## Your goal
Your answer should be a single number: the count of lines containing "ylabel".

_ _ _

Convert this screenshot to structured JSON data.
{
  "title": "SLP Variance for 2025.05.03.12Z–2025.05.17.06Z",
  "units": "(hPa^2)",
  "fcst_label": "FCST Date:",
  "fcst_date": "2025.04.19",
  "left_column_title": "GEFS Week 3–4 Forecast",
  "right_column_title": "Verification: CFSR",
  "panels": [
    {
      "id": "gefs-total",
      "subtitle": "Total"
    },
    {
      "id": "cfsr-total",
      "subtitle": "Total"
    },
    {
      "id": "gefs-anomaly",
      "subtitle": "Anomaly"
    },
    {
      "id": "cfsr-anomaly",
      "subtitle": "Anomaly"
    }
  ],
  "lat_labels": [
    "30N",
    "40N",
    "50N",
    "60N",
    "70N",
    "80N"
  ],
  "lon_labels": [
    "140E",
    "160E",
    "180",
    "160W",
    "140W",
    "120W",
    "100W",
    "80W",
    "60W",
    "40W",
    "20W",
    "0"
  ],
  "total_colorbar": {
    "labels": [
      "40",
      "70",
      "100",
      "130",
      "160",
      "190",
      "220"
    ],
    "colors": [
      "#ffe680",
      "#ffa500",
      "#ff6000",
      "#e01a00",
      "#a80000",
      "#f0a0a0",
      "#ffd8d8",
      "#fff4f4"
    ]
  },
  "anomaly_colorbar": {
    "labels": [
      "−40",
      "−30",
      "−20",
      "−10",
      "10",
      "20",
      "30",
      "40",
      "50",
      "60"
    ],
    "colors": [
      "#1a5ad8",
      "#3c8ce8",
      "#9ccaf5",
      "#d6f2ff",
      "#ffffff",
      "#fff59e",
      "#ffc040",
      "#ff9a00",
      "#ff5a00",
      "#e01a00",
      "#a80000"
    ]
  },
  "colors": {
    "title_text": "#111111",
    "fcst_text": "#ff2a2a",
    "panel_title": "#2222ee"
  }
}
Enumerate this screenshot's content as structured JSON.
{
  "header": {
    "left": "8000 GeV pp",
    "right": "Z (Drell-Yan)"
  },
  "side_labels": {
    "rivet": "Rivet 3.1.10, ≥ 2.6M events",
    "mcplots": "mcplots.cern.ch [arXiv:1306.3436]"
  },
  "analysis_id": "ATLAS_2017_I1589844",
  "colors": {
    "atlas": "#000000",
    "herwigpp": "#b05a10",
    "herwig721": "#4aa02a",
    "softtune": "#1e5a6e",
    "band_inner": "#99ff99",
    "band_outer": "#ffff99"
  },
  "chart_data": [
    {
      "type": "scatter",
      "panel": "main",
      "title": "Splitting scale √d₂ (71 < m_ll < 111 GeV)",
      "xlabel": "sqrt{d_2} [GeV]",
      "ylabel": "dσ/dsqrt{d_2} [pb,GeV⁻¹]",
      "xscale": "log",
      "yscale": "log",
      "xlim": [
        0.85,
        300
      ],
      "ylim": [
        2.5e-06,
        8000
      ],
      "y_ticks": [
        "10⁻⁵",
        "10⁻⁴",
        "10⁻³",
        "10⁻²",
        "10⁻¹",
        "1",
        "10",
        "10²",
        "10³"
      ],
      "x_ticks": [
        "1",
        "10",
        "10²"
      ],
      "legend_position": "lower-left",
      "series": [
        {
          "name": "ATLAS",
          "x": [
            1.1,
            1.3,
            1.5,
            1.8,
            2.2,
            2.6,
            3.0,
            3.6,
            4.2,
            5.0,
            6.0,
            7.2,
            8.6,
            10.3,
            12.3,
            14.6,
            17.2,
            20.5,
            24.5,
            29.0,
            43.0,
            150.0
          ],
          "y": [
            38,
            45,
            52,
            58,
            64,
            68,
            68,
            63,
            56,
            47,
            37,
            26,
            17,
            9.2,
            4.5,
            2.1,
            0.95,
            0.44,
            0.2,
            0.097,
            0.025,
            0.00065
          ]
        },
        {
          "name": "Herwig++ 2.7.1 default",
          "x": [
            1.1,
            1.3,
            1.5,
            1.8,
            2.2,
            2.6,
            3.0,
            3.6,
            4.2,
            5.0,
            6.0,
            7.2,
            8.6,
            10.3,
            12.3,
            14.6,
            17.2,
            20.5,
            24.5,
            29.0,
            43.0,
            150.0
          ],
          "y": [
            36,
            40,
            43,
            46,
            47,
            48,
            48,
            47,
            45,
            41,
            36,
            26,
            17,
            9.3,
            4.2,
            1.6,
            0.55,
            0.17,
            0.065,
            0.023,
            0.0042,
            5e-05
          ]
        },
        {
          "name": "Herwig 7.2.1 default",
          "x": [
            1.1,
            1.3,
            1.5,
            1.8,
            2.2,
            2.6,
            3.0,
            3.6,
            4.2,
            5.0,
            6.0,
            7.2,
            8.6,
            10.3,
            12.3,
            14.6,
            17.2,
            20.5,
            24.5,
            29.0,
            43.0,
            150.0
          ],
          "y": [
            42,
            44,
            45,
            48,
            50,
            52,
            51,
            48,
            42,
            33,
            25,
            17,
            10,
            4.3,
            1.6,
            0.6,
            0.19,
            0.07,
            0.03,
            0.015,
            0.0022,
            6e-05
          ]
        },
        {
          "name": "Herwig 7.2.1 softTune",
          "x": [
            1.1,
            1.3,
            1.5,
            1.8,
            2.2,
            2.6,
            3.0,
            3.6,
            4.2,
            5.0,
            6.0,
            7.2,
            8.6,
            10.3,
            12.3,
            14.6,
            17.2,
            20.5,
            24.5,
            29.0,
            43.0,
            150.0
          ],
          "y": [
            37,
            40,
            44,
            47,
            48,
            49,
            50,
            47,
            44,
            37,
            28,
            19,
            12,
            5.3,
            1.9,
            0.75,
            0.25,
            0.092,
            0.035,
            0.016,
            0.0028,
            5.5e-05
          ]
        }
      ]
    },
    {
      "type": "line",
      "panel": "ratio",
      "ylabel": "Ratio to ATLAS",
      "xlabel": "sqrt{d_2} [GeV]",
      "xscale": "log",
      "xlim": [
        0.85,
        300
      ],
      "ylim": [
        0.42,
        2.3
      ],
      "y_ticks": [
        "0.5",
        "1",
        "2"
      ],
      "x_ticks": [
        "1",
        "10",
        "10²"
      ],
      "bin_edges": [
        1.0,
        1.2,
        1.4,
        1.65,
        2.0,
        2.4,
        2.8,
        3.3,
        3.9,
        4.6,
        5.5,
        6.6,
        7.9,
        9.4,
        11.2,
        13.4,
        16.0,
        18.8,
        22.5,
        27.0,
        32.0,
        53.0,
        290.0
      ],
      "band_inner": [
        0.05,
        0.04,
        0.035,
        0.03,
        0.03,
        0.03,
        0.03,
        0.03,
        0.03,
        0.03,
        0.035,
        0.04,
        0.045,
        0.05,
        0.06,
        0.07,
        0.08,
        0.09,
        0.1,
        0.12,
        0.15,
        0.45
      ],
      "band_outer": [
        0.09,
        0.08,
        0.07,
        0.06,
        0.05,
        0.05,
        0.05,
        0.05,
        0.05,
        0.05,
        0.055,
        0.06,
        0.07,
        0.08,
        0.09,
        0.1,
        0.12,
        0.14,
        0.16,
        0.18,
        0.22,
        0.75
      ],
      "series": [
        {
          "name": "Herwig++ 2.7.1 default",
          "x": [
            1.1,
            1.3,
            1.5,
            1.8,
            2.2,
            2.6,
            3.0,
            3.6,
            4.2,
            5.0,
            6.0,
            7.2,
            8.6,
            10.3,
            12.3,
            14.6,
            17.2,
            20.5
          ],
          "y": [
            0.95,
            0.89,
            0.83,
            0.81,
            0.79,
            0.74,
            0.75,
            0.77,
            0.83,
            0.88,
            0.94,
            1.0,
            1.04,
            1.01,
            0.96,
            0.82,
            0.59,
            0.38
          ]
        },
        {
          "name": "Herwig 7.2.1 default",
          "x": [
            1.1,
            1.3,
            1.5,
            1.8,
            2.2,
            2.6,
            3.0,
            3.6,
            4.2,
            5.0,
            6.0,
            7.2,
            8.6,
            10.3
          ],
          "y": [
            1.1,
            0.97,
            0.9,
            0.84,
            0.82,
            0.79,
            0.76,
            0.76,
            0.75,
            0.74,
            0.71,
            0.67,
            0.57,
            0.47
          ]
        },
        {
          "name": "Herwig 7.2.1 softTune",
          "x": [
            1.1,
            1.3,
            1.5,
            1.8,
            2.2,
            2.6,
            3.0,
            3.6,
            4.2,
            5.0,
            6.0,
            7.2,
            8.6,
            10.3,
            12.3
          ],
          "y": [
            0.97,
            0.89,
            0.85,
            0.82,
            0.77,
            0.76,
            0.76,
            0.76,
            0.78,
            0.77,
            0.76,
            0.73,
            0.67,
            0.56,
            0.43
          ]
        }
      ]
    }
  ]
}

_ _ _

## Task result
2